Records from a dataset
□ □ □ □ □ □ □
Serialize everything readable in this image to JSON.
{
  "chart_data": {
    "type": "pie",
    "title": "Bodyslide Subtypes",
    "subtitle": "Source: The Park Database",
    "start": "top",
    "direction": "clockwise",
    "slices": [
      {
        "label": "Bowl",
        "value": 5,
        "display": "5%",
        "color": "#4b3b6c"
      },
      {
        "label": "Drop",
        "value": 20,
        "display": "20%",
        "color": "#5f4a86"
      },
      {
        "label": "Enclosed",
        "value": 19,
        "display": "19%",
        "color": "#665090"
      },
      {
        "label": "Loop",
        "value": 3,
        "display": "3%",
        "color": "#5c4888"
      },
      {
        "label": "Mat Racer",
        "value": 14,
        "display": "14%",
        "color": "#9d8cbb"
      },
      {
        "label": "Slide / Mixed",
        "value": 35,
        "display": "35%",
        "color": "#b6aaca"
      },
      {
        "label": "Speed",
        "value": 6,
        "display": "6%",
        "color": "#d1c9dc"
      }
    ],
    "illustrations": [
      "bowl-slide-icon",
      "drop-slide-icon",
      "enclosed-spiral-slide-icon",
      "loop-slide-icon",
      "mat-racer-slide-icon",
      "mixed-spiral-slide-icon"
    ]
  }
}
□ □ □ □ □ □ □
## INSTRUCTIONS FOR THE TASK
Can you restate every record above word for word?

## TASK OUTPUT
Serialize everything readable in this image to JSON.
{
  "chart_data": {
    "type": "pie",
    "title": "Bodyslide Subtypes",
    "subtitle": "Source: The Park Database",
    "start": "top",
    "direction": "clockwise",
    "slices": [
      {
        "label": "Bowl",
        "value": 5,
        "display": "5%",
        "color": "#4b3b6c"
      },
      {
        "label": "Drop",
        "value": 20,
        "display": "20%",
        "color": "#5f4a86"
      },
      {
        "label": "Enclosed",
        "value": 19,
        "display": "19%",
        "color": "#665090"
      },
      {
        "label": "Loop",
        "value": 3,
        "display": "3%",
        "color": "#5c4888"
      },
      {
        "label": "Mat Racer",
        "value": 14,
        "display": "14%",
        "color": "#9d8cbb"
      },
      {
        "label": "Slide / Mixed",
        "value": 35,
        "display": "35%",
        "color": "#b6aaca"
      },
      {
        "label": "Speed",
        "value": 6,
        "display": "6%",
        "color": "#d1c9dc"
      }
    ],
    "illustrations": [
      "bowl-slide-icon",
      "drop-slide-icon",
      "enclosed-spiral-slide-icon",
      "loop-slide-icon",
      "mat-racer-slide-icon",
      "mixed-spiral-slide-icon"
    ]
  }
}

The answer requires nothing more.